What to work on » Repeat the lines below exactly as they appear, but leave out the images.

Dataset records »
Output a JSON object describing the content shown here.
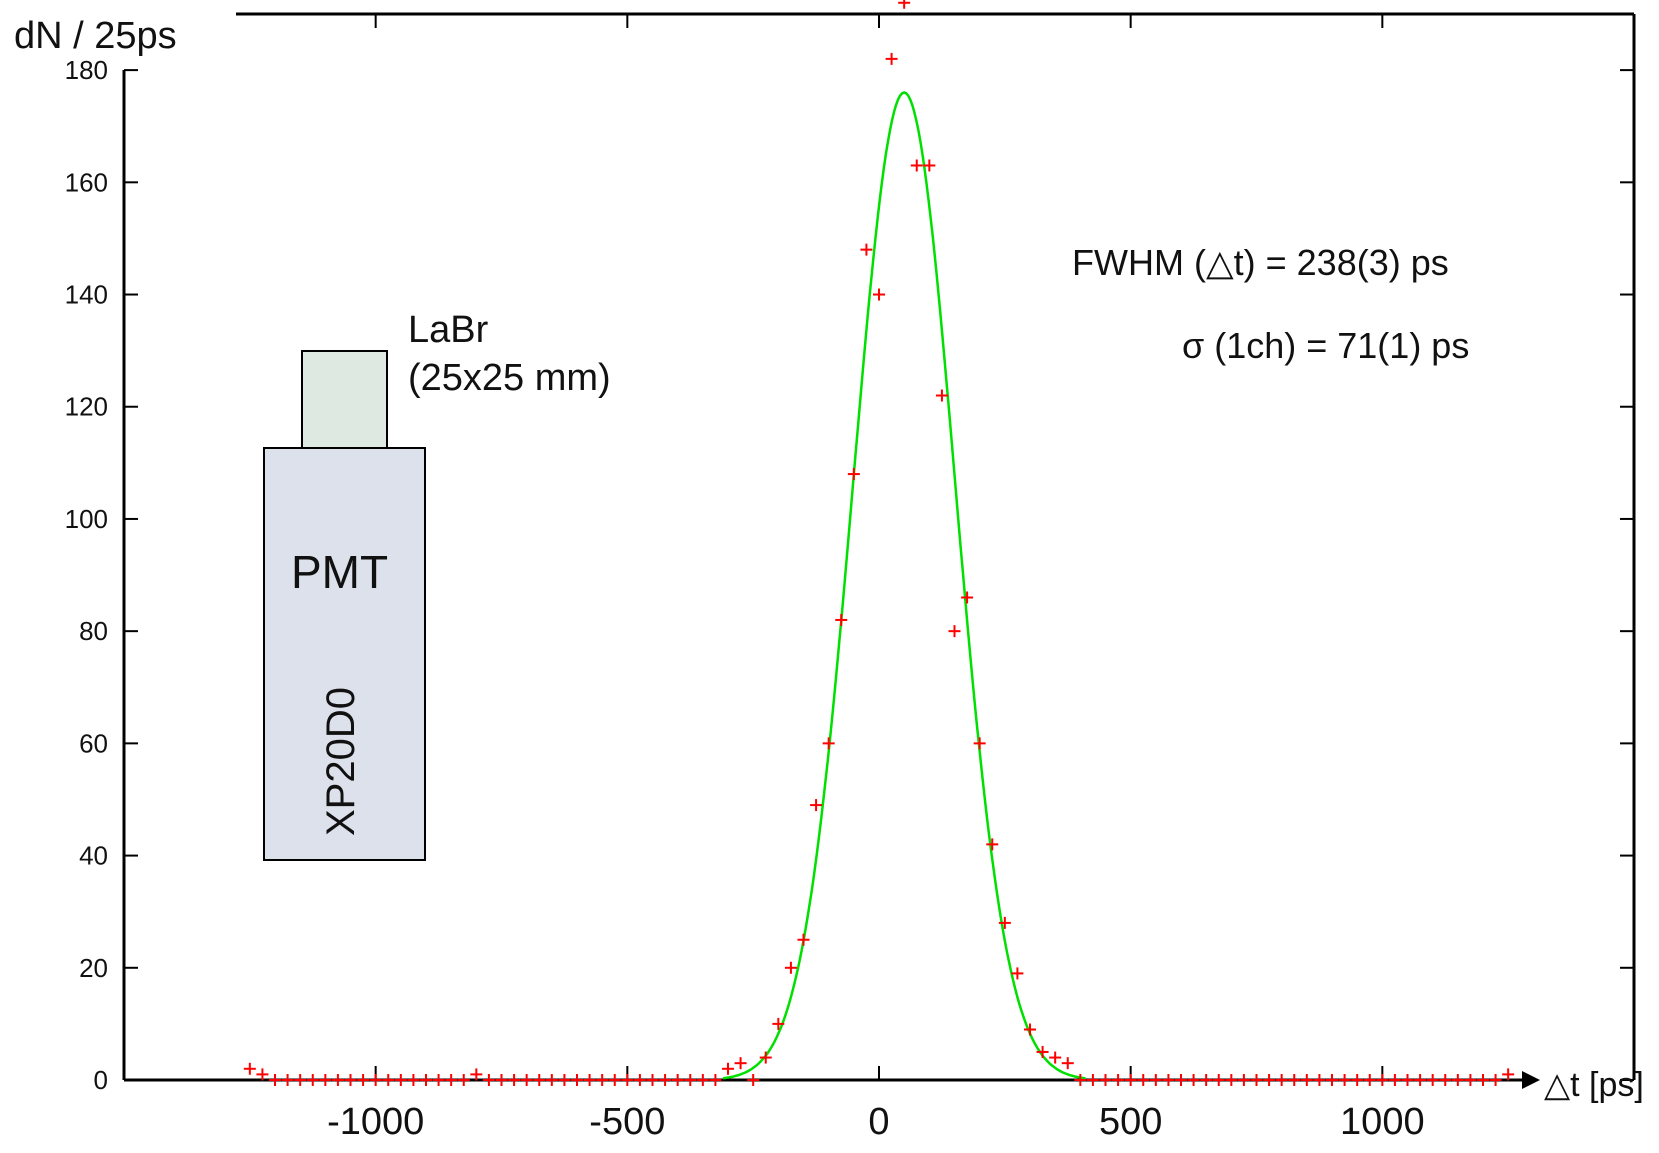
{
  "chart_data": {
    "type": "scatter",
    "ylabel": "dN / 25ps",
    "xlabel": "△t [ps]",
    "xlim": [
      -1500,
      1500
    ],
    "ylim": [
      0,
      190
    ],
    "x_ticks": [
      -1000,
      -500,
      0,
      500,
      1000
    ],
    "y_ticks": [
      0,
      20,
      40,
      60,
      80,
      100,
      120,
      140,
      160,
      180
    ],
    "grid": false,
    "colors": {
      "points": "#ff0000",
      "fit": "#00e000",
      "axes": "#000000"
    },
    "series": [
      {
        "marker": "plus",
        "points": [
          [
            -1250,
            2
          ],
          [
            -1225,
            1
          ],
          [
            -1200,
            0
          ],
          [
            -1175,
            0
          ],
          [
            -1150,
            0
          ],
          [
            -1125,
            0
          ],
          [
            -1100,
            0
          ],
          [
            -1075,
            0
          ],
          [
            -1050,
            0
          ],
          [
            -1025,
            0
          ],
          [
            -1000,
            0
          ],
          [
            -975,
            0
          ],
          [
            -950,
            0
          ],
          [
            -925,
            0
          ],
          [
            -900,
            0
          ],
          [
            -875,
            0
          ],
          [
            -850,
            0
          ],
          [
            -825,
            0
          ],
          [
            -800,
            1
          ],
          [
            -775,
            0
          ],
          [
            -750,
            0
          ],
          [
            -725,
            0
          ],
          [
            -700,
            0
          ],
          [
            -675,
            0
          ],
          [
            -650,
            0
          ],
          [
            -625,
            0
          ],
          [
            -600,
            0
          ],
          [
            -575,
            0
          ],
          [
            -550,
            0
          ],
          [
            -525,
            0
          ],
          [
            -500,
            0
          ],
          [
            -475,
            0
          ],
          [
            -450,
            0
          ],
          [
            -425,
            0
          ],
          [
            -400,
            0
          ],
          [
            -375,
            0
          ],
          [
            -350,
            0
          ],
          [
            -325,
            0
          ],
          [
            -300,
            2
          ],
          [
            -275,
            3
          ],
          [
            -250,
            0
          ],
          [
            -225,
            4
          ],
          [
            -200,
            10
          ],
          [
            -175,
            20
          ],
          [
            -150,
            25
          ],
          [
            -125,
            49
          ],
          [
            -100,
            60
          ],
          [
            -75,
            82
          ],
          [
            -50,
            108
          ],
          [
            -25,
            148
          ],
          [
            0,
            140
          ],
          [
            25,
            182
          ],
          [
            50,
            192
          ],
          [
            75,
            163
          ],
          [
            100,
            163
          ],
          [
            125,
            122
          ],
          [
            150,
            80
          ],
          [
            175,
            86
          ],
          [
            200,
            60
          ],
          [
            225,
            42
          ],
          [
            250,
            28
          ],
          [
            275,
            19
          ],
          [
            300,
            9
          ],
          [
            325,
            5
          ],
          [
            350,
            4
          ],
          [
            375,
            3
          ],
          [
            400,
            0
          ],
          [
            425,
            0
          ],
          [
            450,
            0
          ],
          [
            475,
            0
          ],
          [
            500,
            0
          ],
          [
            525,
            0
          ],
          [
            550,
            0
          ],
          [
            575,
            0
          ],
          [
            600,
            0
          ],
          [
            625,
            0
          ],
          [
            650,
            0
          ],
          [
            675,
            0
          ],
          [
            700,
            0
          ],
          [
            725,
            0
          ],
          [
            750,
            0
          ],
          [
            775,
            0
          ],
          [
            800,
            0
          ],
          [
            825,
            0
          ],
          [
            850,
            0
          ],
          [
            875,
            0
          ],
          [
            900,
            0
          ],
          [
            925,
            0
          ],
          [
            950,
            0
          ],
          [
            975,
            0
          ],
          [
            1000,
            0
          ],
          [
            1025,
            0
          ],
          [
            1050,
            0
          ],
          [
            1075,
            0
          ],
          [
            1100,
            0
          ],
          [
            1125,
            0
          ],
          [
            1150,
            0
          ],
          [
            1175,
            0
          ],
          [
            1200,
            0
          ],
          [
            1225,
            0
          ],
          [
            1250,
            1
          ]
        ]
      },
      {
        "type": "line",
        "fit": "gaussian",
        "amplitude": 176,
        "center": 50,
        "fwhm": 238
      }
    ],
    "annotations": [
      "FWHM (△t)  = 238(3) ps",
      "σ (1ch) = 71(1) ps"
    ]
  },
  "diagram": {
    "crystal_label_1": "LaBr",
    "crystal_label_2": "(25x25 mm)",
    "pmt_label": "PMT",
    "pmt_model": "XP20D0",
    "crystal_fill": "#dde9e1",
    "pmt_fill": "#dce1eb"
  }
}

Response to this task »
Output a JSON object describing the content shown here.
{
  "chart_data": {
    "type": "scatter",
    "ylabel": "dN / 25ps",
    "xlabel": "△t [ps]",
    "xlim": [
      -1500,
      1500
    ],
    "ylim": [
      0,
      190
    ],
    "x_ticks": [
      -1000,
      -500,
      0,
      500,
      1000
    ],
    "y_ticks": [
      0,
      20,
      40,
      60,
      80,
      100,
      120,
      140,
      160,
      180
    ],
    "grid": false,
    "colors": {
      "points": "#ff0000",
      "fit": "#00e000",
      "axes": "#000000"
    },
    "series": [
      {
        "marker": "plus",
        "points": [
          [
            -1250,
            2
          ],
          [
            -1225,
            1
          ],
          [
            -1200,
            0
          ],
          [
            -1175,
            0
          ],
          [
            -1150,
            0
          ],
          [
            -1125,
            0
          ],
          [
            -1100,
            0
          ],
          [
            -1075,
            0
          ],
          [
            -1050,
            0
          ],
          [
            -1025,
            0
          ],
          [
            -1000,
            0
          ],
          [
            -975,
            0
          ],
          [
            -950,
            0
          ],
          [
            -925,
            0
          ],
          [
            -900,
            0
          ],
          [
            -875,
            0
          ],
          [
            -850,
            0
          ],
          [
            -825,
            0
          ],
          [
            -800,
            1
          ],
          [
            -775,
            0
          ],
          [
            -750,
            0
          ],
          [
            -725,
            0
          ],
          [
            -700,
            0
          ],
          [
            -675,
            0
          ],
          [
            -650,
            0
          ],
          [
            -625,
            0
          ],
          [
            -600,
            0
          ],
          [
            -575,
            0
          ],
          [
            -550,
            0
          ],
          [
            -525,
            0
          ],
          [
            -500,
            0
          ],
          [
            -475,
            0
          ],
          [
            -450,
            0
          ],
          [
            -425,
            0
          ],
          [
            -400,
            0
          ],
          [
            -375,
            0
          ],
          [
            -350,
            0
          ],
          [
            -325,
            0
          ],
          [
            -300,
            2
          ],
          [
            -275,
            3
          ],
          [
            -250,
            0
          ],
          [
            -225,
            4
          ],
          [
            -200,
            10
          ],
          [
            -175,
            20
          ],
          [
            -150,
            25
          ],
          [
            -125,
            49
          ],
          [
            -100,
            60
          ],
          [
            -75,
            82
          ],
          [
            -50,
            108
          ],
          [
            -25,
            148
          ],
          [
            0,
            140
          ],
          [
            25,
            182
          ],
          [
            50,
            192
          ],
          [
            75,
            163
          ],
          [
            100,
            163
          ],
          [
            125,
            122
          ],
          [
            150,
            80
          ],
          [
            175,
            86
          ],
          [
            200,
            60
          ],
          [
            225,
            42
          ],
          [
            250,
            28
          ],
          [
            275,
            19
          ],
          [
            300,
            9
          ],
          [
            325,
            5
          ],
          [
            350,
            4
          ],
          [
            375,
            3
          ],
          [
            400,
            0
          ],
          [
            425,
            0
          ],
          [
            450,
            0
          ],
          [
            475,
            0
          ],
          [
            500,
            0
          ],
          [
            525,
            0
          ],
          [
            550,
            0
          ],
          [
            575,
            0
          ],
          [
            600,
            0
          ],
          [
            625,
            0
          ],
          [
            650,
            0
          ],
          [
            675,
            0
          ],
          [
            700,
            0
          ],
          [
            725,
            0
          ],
          [
            750,
            0
          ],
          [
            775,
            0
          ],
          [
            800,
            0
          ],
          [
            825,
            0
          ],
          [
            850,
            0
          ],
          [
            875,
            0
          ],
          [
            900,
            0
          ],
          [
            925,
            0
          ],
          [
            950,
            0
          ],
          [
            975,
            0
          ],
          [
            1000,
            0
          ],
          [
            1025,
            0
          ],
          [
            1050,
            0
          ],
          [
            1075,
            0
          ],
          [
            1100,
            0
          ],
          [
            1125,
            0
          ],
          [
            1150,
            0
          ],
          [
            1175,
            0
          ],
          [
            1200,
            0
          ],
          [
            1225,
            0
          ],
          [
            1250,
            1
          ]
        ]
      },
      {
        "type": "line",
        "fit": "gaussian",
        "amplitude": 176,
        "center": 50,
        "fwhm": 238
      }
    ],
    "annotations": [
      "FWHM (△t)  = 238(3) ps",
      "σ (1ch) = 71(1) ps"
    ]
  },
  "diagram": {
    "crystal_label_1": "LaBr",
    "crystal_label_2": "(25x25 mm)",
    "pmt_label": "PMT",
    "pmt_model": "XP20D0",
    "crystal_fill": "#dde9e1",
    "pmt_fill": "#dce1eb"
  }
}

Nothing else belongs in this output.